## Task requirements:
Here are some records; copy every line that holds the word "content".

## Input rows:
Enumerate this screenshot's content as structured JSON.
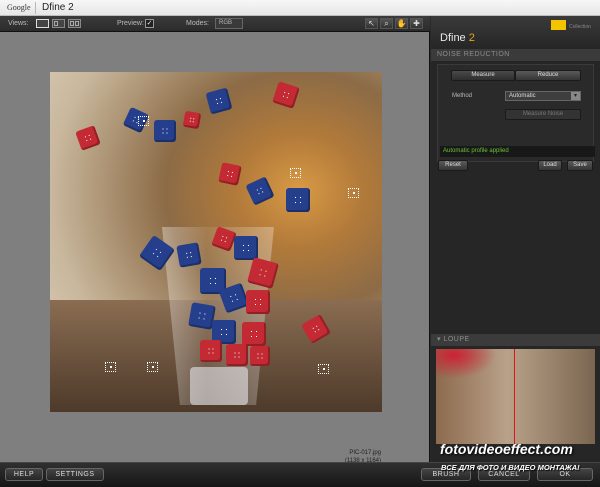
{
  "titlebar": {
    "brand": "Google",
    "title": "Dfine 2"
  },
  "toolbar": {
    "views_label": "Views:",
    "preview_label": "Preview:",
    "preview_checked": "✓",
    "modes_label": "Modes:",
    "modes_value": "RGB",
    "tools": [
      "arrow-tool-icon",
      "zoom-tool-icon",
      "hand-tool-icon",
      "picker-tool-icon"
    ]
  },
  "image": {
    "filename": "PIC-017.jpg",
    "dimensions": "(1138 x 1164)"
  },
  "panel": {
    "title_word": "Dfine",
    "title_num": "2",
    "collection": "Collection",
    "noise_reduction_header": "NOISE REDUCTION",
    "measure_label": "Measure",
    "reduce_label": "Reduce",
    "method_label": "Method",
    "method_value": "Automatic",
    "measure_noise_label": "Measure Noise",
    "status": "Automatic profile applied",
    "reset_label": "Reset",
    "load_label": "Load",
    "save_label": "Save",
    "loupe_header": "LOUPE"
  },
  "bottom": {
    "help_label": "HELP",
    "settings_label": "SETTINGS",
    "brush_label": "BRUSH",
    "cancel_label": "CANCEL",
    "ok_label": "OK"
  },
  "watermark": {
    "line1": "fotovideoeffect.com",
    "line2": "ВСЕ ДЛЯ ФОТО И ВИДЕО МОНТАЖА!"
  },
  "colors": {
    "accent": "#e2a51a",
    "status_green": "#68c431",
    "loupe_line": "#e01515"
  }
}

---

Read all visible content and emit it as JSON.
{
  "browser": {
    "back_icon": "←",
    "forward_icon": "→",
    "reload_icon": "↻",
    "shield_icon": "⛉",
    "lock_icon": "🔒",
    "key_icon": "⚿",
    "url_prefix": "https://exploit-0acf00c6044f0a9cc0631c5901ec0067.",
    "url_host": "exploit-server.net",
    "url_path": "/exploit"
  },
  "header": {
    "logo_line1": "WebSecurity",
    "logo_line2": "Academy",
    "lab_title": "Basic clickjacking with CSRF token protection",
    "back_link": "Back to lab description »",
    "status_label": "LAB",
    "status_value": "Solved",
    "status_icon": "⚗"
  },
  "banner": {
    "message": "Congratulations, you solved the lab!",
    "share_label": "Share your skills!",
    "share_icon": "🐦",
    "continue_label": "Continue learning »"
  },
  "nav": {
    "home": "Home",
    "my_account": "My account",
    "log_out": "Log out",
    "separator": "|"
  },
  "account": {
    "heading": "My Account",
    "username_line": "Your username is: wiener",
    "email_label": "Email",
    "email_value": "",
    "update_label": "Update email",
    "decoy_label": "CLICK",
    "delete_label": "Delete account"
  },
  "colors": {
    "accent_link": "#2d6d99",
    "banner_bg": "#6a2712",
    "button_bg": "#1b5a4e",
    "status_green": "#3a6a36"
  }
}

## Task response:
Enumerate this screenshot's content as structured JSON.
Read all visible content and emit it as JSON.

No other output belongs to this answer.